##### EXTRACTED RECORDS

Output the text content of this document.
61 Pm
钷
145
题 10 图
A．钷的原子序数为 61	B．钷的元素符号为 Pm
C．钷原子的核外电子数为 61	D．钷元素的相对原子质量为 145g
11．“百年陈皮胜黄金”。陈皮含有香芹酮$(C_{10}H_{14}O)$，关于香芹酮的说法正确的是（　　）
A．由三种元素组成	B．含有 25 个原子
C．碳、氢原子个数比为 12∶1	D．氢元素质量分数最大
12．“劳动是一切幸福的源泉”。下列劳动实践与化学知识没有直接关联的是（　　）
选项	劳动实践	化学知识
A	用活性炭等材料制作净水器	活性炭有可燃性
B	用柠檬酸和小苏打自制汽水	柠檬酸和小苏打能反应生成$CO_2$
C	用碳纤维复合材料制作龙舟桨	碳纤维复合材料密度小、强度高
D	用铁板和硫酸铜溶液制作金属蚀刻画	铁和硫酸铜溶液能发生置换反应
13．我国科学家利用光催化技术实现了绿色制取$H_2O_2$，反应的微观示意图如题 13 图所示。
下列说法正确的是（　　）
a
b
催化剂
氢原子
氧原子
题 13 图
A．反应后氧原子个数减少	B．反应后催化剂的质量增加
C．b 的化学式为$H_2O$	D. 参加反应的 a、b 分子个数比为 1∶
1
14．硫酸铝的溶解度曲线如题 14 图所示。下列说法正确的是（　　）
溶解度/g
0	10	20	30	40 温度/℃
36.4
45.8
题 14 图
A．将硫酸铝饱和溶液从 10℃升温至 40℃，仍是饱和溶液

##########
##### EXTRACTED RECORDS

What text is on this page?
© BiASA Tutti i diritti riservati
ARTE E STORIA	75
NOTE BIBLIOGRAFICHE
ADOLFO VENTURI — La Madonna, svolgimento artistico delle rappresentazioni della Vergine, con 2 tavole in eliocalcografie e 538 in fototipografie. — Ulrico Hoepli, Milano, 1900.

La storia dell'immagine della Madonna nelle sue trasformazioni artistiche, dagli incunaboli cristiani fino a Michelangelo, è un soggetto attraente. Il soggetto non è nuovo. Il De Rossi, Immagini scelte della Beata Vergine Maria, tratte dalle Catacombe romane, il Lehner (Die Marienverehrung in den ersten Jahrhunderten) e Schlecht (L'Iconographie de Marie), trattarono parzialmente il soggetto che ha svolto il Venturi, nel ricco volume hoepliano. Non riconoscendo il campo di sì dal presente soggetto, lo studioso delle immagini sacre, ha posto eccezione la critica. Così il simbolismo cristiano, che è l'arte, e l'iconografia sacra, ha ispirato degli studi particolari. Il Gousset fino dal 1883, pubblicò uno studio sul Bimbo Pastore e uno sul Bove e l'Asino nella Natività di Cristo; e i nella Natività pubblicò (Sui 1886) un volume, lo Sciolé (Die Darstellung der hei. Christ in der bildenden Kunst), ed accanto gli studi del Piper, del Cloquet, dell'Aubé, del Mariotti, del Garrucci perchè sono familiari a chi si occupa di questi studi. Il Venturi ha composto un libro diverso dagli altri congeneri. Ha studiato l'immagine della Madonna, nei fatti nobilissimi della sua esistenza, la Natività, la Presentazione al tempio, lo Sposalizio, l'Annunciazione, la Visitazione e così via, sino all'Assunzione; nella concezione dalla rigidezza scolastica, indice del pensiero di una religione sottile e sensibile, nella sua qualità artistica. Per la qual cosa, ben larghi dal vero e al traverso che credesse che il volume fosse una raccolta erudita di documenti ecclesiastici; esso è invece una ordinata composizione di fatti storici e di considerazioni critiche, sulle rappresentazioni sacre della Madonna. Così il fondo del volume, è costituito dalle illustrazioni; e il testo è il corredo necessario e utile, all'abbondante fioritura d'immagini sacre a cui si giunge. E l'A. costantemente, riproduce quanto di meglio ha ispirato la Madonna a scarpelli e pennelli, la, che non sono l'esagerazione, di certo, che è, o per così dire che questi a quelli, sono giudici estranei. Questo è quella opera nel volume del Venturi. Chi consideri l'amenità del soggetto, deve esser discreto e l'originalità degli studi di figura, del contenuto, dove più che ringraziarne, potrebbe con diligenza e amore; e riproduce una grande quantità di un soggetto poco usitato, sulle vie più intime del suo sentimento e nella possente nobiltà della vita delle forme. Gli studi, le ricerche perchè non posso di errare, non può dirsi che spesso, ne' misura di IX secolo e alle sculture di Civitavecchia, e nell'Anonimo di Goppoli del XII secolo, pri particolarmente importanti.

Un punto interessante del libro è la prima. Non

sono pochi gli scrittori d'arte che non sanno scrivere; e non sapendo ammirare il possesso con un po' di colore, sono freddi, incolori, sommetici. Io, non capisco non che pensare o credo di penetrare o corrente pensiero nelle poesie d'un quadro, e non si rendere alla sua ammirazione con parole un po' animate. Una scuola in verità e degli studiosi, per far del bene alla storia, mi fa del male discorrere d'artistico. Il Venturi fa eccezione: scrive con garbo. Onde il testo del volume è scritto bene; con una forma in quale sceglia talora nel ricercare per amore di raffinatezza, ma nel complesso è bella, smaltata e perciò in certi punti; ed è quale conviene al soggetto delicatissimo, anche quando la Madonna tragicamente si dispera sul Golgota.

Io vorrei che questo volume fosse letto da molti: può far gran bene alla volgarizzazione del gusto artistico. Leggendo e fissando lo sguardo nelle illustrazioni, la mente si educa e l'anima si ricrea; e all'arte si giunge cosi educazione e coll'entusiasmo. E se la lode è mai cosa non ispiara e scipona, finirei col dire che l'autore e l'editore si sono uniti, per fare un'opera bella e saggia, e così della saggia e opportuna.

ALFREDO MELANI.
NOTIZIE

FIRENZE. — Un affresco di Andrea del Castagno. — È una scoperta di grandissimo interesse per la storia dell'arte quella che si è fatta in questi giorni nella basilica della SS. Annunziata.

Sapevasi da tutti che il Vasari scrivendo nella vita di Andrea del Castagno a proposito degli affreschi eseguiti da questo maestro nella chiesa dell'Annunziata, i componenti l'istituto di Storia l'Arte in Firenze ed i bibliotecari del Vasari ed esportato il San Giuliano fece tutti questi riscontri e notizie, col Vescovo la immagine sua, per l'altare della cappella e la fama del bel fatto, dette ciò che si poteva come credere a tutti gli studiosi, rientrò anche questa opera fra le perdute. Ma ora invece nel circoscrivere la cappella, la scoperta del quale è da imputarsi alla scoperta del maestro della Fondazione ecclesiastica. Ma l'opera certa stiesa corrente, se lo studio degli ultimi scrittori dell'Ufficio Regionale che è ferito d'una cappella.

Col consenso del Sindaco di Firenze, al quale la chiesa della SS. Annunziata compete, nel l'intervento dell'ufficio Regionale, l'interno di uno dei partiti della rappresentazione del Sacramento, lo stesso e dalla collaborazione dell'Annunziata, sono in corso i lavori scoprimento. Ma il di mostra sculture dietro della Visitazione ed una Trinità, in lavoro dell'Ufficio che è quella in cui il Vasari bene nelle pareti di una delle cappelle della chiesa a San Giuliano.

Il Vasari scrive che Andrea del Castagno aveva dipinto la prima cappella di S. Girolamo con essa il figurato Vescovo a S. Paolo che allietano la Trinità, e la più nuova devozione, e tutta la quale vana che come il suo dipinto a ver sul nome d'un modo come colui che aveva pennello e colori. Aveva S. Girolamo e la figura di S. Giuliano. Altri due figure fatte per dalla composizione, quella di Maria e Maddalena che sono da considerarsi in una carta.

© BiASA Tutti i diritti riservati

##########

In the lines above, locate the string "this". Copy every line where it occurs.

Output the text content of this document.
What text is on this page?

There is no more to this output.